* [EXERCISE]: Tally the lines of the listing that contain the string "JSON". Give the number and nothing else.

* [RECORD EXCERPTS]:
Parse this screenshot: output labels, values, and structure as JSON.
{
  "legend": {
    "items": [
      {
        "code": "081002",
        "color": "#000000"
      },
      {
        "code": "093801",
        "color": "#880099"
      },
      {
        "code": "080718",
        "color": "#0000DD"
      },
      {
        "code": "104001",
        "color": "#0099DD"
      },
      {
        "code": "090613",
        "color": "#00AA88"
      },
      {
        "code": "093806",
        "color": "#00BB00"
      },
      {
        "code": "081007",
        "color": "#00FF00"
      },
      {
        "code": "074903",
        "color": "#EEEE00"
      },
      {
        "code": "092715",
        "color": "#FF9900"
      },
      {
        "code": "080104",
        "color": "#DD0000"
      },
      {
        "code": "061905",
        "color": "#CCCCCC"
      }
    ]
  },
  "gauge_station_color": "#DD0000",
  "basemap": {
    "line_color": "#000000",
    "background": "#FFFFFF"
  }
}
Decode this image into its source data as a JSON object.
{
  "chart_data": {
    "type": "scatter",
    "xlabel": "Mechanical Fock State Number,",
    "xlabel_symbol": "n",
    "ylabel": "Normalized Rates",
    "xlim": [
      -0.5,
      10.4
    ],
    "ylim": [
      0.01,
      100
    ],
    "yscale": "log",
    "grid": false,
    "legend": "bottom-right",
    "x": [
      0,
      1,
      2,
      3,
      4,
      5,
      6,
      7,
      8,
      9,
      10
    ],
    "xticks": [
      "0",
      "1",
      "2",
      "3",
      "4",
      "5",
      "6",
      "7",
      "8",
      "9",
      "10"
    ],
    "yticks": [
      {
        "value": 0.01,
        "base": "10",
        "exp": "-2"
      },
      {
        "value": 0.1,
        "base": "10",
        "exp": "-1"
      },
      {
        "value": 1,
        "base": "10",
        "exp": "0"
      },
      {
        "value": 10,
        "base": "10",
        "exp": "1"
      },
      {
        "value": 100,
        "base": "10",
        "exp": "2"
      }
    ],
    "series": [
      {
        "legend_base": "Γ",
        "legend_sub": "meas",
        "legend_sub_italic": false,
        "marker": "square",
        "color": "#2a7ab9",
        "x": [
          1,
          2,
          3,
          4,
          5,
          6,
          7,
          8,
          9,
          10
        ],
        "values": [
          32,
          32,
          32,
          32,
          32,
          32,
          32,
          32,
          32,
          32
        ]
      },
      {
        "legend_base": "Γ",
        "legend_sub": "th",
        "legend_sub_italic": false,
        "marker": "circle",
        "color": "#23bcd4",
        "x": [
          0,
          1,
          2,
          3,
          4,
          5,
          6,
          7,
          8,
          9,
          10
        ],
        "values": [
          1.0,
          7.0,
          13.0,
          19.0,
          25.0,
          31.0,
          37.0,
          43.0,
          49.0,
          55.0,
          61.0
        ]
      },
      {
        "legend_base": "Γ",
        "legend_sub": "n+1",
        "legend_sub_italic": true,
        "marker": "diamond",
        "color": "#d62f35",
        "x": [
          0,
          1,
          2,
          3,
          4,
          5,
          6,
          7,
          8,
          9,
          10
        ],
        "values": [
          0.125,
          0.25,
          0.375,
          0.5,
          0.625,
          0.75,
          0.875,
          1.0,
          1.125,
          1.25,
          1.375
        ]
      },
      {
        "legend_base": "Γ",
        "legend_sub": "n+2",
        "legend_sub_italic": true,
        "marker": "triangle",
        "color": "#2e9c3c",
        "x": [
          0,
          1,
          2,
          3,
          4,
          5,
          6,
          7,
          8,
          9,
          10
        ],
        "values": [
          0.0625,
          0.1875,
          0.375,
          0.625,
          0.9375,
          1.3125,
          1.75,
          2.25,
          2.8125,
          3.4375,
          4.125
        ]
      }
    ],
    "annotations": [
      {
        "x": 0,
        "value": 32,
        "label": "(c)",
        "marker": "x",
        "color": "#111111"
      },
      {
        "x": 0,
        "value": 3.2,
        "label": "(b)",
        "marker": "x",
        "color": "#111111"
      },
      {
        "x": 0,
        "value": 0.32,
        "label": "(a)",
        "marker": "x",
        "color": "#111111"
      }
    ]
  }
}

* [ANSWER IN FULL]: 2